### WHAT IS NEEDED
Copy each line of the listing below exactly.

(Dataset records)
——

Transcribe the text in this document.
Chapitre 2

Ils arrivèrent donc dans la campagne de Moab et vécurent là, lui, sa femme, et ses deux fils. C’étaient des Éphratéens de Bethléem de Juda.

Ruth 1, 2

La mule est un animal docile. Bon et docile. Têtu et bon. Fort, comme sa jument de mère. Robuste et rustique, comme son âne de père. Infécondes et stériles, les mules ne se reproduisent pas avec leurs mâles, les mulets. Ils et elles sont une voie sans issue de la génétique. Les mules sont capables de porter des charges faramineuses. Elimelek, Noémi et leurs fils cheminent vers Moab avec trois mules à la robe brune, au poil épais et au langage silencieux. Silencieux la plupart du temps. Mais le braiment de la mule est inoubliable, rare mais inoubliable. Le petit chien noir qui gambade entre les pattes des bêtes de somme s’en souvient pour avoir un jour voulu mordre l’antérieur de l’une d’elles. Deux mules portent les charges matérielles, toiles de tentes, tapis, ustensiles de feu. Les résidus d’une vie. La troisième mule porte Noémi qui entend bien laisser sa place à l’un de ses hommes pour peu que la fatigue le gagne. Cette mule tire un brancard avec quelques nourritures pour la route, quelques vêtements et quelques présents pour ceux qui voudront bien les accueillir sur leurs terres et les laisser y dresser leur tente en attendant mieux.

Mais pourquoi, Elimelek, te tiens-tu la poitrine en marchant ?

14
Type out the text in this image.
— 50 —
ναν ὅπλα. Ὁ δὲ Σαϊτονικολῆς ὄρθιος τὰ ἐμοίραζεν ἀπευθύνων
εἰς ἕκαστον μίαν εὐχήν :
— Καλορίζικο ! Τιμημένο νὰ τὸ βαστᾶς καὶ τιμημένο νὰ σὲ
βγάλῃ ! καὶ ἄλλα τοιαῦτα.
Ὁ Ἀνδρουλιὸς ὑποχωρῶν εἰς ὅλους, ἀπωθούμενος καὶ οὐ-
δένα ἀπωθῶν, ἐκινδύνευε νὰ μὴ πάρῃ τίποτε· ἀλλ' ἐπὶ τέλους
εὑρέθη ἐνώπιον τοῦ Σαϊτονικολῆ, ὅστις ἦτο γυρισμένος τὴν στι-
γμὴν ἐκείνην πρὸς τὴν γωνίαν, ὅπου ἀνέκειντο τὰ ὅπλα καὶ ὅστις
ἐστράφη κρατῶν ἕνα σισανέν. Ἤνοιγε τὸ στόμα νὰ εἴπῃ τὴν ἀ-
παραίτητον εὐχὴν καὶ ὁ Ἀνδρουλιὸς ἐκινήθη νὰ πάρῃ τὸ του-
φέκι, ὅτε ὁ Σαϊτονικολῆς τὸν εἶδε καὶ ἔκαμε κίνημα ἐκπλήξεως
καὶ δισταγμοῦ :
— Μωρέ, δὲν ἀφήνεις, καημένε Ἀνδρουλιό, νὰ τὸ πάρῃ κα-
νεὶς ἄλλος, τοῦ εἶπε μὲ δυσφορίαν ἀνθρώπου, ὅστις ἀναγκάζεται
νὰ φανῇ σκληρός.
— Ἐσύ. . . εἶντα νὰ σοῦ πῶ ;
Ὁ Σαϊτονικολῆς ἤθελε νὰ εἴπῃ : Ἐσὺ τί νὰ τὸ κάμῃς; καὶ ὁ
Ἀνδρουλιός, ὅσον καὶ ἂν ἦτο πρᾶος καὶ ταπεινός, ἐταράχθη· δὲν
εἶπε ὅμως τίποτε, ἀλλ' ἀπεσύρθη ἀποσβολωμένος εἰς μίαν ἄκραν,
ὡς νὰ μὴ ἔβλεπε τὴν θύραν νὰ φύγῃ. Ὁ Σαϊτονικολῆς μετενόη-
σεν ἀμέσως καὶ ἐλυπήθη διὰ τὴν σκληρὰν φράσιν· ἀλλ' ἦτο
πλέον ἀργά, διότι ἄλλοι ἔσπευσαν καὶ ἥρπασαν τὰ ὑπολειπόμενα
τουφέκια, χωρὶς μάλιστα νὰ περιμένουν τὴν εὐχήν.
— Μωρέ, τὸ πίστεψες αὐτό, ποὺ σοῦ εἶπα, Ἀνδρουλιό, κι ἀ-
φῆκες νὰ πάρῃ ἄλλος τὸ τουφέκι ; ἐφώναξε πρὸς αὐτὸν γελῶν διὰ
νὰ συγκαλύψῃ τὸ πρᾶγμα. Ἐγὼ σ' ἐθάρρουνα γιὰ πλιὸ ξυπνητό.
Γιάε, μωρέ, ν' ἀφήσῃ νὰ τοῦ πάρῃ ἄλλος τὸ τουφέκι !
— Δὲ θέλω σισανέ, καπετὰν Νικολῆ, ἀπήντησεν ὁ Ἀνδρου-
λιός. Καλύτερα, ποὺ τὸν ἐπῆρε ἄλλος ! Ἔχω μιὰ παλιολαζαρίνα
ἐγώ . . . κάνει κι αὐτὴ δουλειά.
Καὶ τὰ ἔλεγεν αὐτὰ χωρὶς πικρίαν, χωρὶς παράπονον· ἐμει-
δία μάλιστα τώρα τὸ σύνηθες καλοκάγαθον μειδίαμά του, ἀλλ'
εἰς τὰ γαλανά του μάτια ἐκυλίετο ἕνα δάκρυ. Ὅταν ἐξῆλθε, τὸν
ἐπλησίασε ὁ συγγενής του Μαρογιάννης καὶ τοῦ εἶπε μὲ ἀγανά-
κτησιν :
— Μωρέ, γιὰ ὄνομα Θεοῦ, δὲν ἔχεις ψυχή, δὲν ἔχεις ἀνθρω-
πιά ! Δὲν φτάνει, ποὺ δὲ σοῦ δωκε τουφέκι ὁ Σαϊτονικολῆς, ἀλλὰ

——

### SOLUTION TO THIS EXERCISE
Transcribe the text in this document.
Chapitre 2

Ils arrivèrent donc dans la campagne de Moab et vécurent là, lui, sa femme, et ses deux fils. C’étaient des Éphratéens de Bethléem de Juda.

Ruth 1, 2

La mule est un animal docile. Bon et docile. Têtu et bon. Fort, comme sa jument de mère. Robuste et rustique, comme son âne de père. Infécondes et stériles, les mules ne se reproduisent pas avec leurs mâles, les mulets. Ils et elles sont une voie sans issue de la génétique. Les mules sont capables de porter des charges faramineuses. Elimelek, Noémi et leurs fils cheminent vers Moab avec trois mules à la robe brune, au poil épais et au langage silencieux. Silencieux la plupart du temps. Mais le braiment de la mule est inoubliable, rare mais inoubliable. Le petit chien noir qui gambade entre les pattes des bêtes de somme s’en souvient pour avoir un jour voulu mordre l’antérieur de l’une d’elles. Deux mules portent les charges matérielles, toiles de tentes, tapis, ustensiles de feu. Les résidus d’une vie. La troisième mule porte Noémi qui entend bien laisser sa place à l’un de ses hommes pour peu que la fatigue le gagne. Cette mule tire un brancard avec quelques nourritures pour la route, quelques vêtements et quelques présents pour ceux qui voudront bien les accueillir sur leurs terres et les laisser y dresser leur tente en attendant mieux.

Mais pourquoi, Elimelek, te tiens-tu la poitrine en marchant ?

14
Type out the text in this image.
— 50 —
ναν ὅπλα. Ὁ δὲ Σαϊτονικολῆς ὄρθιος τὰ ἐμοίραζεν ἀπευθύνων
εἰς ἕκαστον μίαν εὐχήν :
— Καλορίζικο ! Τιμημένο νὰ τὸ βαστᾶς καὶ τιμημένο νὰ σὲ
βγάλῃ ! καὶ ἄλλα τοιαῦτα.
Ὁ Ἀνδρουλιὸς ὑποχωρῶν εἰς ὅλους, ἀπωθούμενος καὶ οὐ-
δένα ἀπωθῶν, ἐκινδύνευε νὰ μὴ πάρῃ τίποτε· ἀλλ' ἐπὶ τέλους
εὑρέθη ἐνώπιον τοῦ Σαϊτονικολῆ, ὅστις ἦτο γυρισμένος τὴν στι-
γμὴν ἐκείνην πρὸς τὴν γωνίαν, ὅπου ἀνέκειντο τὰ ὅπλα καὶ ὅστις
ἐστράφη κρατῶν ἕνα σισανέν. Ἤνοιγε τὸ στόμα νὰ εἴπῃ τὴν ἀ-
παραίτητον εὐχὴν καὶ ὁ Ἀνδρουλιὸς ἐκινήθη νὰ πάρῃ τὸ του-
φέκι, ὅτε ὁ Σαϊτονικολῆς τὸν εἶδε καὶ ἔκαμε κίνημα ἐκπλήξεως
καὶ δισταγμοῦ :
— Μωρέ, δὲν ἀφήνεις, καημένε Ἀνδρουλιό, νὰ τὸ πάρῃ κα-
νεὶς ἄλλος, τοῦ εἶπε μὲ δυσφορίαν ἀνθρώπου, ὅστις ἀναγκάζεται
νὰ φανῇ σκληρός.
— Ἐσύ. . . εἶντα νὰ σοῦ πῶ ;
Ὁ Σαϊτονικολῆς ἤθελε νὰ εἴπῃ : Ἐσὺ τί νὰ τὸ κάμῃς; καὶ ὁ
Ἀνδρουλιός, ὅσον καὶ ἂν ἦτο πρᾶος καὶ ταπεινός, ἐταράχθη· δὲν
εἶπε ὅμως τίποτε, ἀλλ' ἀπεσύρθη ἀποσβολωμένος εἰς μίαν ἄκραν,
ὡς νὰ μὴ ἔβλεπε τὴν θύραν νὰ φύγῃ. Ὁ Σαϊτονικολῆς μετενόη-
σεν ἀμέσως καὶ ἐλυπήθη διὰ τὴν σκληρὰν φράσιν· ἀλλ' ἦτο
πλέον ἀργά, διότι ἄλλοι ἔσπευσαν καὶ ἥρπασαν τὰ ὑπολειπόμενα
τουφέκια, χωρὶς μάλιστα νὰ περιμένουν τὴν εὐχήν.
— Μωρέ, τὸ πίστεψες αὐτό, ποὺ σοῦ εἶπα, Ἀνδρουλιό, κι ἀ-
φῆκες νὰ πάρῃ ἄλλος τὸ τουφέκι ; ἐφώναξε πρὸς αὐτὸν γελῶν διὰ
νὰ συγκαλύψῃ τὸ πρᾶγμα. Ἐγὼ σ' ἐθάρρουνα γιὰ πλιὸ ξυπνητό.
Γιάε, μωρέ, ν' ἀφήσῃ νὰ τοῦ πάρῃ ἄλλος τὸ τουφέκι !
— Δὲ θέλω σισανέ, καπετὰν Νικολῆ, ἀπήντησεν ὁ Ἀνδρου-
λιός. Καλύτερα, ποὺ τὸν ἐπῆρε ἄλλος ! Ἔχω μιὰ παλιολαζαρίνα
ἐγώ . . . κάνει κι αὐτὴ δουλειά.
Καὶ τὰ ἔλεγεν αὐτὰ χωρὶς πικρίαν, χωρὶς παράπονον· ἐμει-
δία μάλιστα τώρα τὸ σύνηθες καλοκάγαθον μειδίαμά του, ἀλλ'
εἰς τὰ γαλανά του μάτια ἐκυλίετο ἕνα δάκρυ. Ὅταν ἐξῆλθε, τὸν
ἐπλησίασε ὁ συγγενής του Μαρογιάννης καὶ τοῦ εἶπε μὲ ἀγανά-
κτησιν :
— Μωρέ, γιὰ ὄνομα Θεοῦ, δὲν ἔχεις ψυχή, δὲν ἔχεις ἀνθρω-
πιά ! Δὲν φτάνει, ποὺ δὲ σοῦ δωκε τουφέκι ὁ Σαϊτονικολῆς, ἀλλὰ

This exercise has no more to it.